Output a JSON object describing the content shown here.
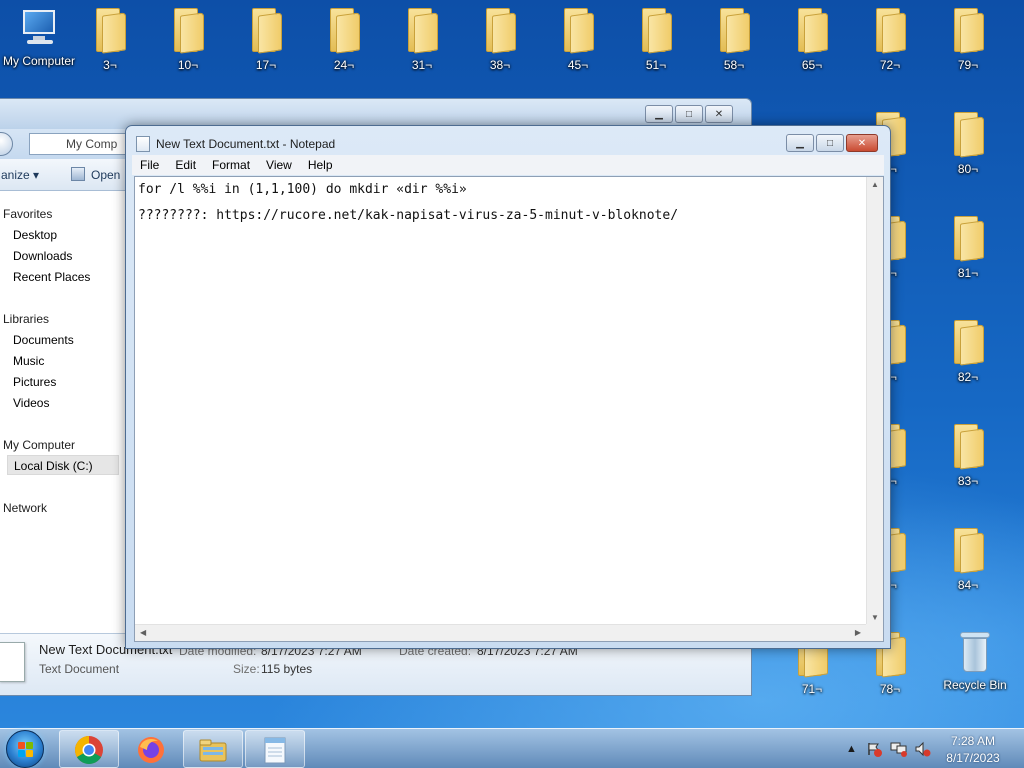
{
  "desktop": {
    "icons": [
      {
        "label": "My Computer",
        "kind": "computer"
      },
      {
        "label": "3¬",
        "kind": "folder"
      },
      {
        "label": "10¬",
        "kind": "folder"
      },
      {
        "label": "17¬",
        "kind": "folder"
      },
      {
        "label": "24¬",
        "kind": "folder"
      },
      {
        "label": "31¬",
        "kind": "folder"
      },
      {
        "label": "38¬",
        "kind": "folder"
      },
      {
        "label": "45¬",
        "kind": "folder"
      },
      {
        "label": "51¬",
        "kind": "folder"
      },
      {
        "label": "58¬",
        "kind": "folder"
      },
      {
        "label": "65¬",
        "kind": "folder"
      },
      {
        "label": "72¬",
        "kind": "folder"
      },
      {
        "label": "79¬",
        "kind": "folder"
      },
      {
        "label": "80¬",
        "kind": "folder"
      },
      {
        "label": "81¬",
        "kind": "folder"
      },
      {
        "label": "82¬",
        "kind": "folder"
      },
      {
        "label": "83¬",
        "kind": "folder"
      },
      {
        "label": "84¬",
        "kind": "folder"
      },
      {
        "label": "71¬",
        "kind": "folder"
      },
      {
        "label": "78¬",
        "kind": "folder"
      },
      {
        "label": "Recycle Bin",
        "kind": "recycle-bin"
      },
      {
        "label": "3¬",
        "kind": "folder"
      },
      {
        "label": "4¬",
        "kind": "folder"
      },
      {
        "label": "5¬",
        "kind": "folder"
      },
      {
        "label": "6¬",
        "kind": "folder"
      },
      {
        "label": "7¬",
        "kind": "folder"
      }
    ]
  },
  "explorer": {
    "address_text": "My Comp",
    "toolbar": {
      "organize": "anize ▾",
      "open": "Open"
    },
    "nav": {
      "favorites": "Favorites",
      "desktop": "Desktop",
      "downloads": "Downloads",
      "recent": "Recent Places",
      "libraries": "Libraries",
      "documents": "Documents",
      "music": "Music",
      "pictures": "Pictures",
      "videos": "Videos",
      "computer": "My Computer",
      "local_disk": "Local Disk (C:)",
      "network": "Network"
    },
    "details": {
      "file_name": "New Text Document.txt",
      "file_type": "Text Document",
      "date_modified_label": "Date modified:",
      "date_modified": "8/17/2023 7:27 AM",
      "date_created_label": "Date created:",
      "date_created": "8/17/2023 7:27 AM",
      "size_label": "Size:",
      "size": "115 bytes"
    }
  },
  "notepad": {
    "title": "New Text Document.txt - Notepad",
    "menu": [
      "File",
      "Edit",
      "Format",
      "View",
      "Help"
    ],
    "lines": [
      "for /l %%i in (1,1,100) do mkdir «dir %%i»",
      "????????: https://rucore.net/kak-napisat-virus-za-5-minut-v-bloknote/"
    ]
  },
  "taskbar": {
    "apps": [
      {
        "name": "chrome-icon"
      },
      {
        "name": "firefox-icon"
      },
      {
        "name": "file-explorer-icon"
      },
      {
        "name": "notepad-icon"
      }
    ],
    "clock_time": "7:28 AM",
    "clock_date": "8/17/2023",
    "colors": {
      "accent": "#1664b4"
    }
  }
}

■ ■ ■

WHAT TO DO
Return the records above verbatim, leaving out images.

SOLUTION FOR THIS TASK
Output a JSON object describing the content shown here.
{
  "desktop": {
    "icons": [
      {
        "label": "My Computer",
        "kind": "computer"
      },
      {
        "label": "3¬",
        "kind": "folder"
      },
      {
        "label": "10¬",
        "kind": "folder"
      },
      {
        "label": "17¬",
        "kind": "folder"
      },
      {
        "label": "24¬",
        "kind": "folder"
      },
      {
        "label": "31¬",
        "kind": "folder"
      },
      {
        "label": "38¬",
        "kind": "folder"
      },
      {
        "label": "45¬",
        "kind": "folder"
      },
      {
        "label": "51¬",
        "kind": "folder"
      },
      {
        "label": "58¬",
        "kind": "folder"
      },
      {
        "label": "65¬",
        "kind": "folder"
      },
      {
        "label": "72¬",
        "kind": "folder"
      },
      {
        "label": "79¬",
        "kind": "folder"
      },
      {
        "label": "80¬",
        "kind": "folder"
      },
      {
        "label": "81¬",
        "kind": "folder"
      },
      {
        "label": "82¬",
        "kind": "folder"
      },
      {
        "label": "83¬",
        "kind": "folder"
      },
      {
        "label": "84¬",
        "kind": "folder"
      },
      {
        "label": "71¬",
        "kind": "folder"
      },
      {
        "label": "78¬",
        "kind": "folder"
      },
      {
        "label": "Recycle Bin",
        "kind": "recycle-bin"
      },
      {
        "label": "3¬",
        "kind": "folder"
      },
      {
        "label": "4¬",
        "kind": "folder"
      },
      {
        "label": "5¬",
        "kind": "folder"
      },
      {
        "label": "6¬",
        "kind": "folder"
      },
      {
        "label": "7¬",
        "kind": "folder"
      }
    ]
  },
  "explorer": {
    "address_text": "My Comp",
    "toolbar": {
      "organize": "anize ▾",
      "open": "Open"
    },
    "nav": {
      "favorites": "Favorites",
      "desktop": "Desktop",
      "downloads": "Downloads",
      "recent": "Recent Places",
      "libraries": "Libraries",
      "documents": "Documents",
      "music": "Music",
      "pictures": "Pictures",
      "videos": "Videos",
      "computer": "My Computer",
      "local_disk": "Local Disk (C:)",
      "network": "Network"
    },
    "details": {
      "file_name": "New Text Document.txt",
      "file_type": "Text Document",
      "date_modified_label": "Date modified:",
      "date_modified": "8/17/2023 7:27 AM",
      "date_created_label": "Date created:",
      "date_created": "8/17/2023 7:27 AM",
      "size_label": "Size:",
      "size": "115 bytes"
    }
  },
  "notepad": {
    "title": "New Text Document.txt - Notepad",
    "menu": [
      "File",
      "Edit",
      "Format",
      "View",
      "Help"
    ],
    "lines": [
      "for /l %%i in (1,1,100) do mkdir «dir %%i»",
      "????????: https://rucore.net/kak-napisat-virus-za-5-minut-v-bloknote/"
    ]
  },
  "taskbar": {
    "apps": [
      {
        "name": "chrome-icon"
      },
      {
        "name": "firefox-icon"
      },
      {
        "name": "file-explorer-icon"
      },
      {
        "name": "notepad-icon"
      }
    ],
    "clock_time": "7:28 AM",
    "clock_date": "8/17/2023",
    "colors": {
      "accent": "#1664b4"
    }
  }
}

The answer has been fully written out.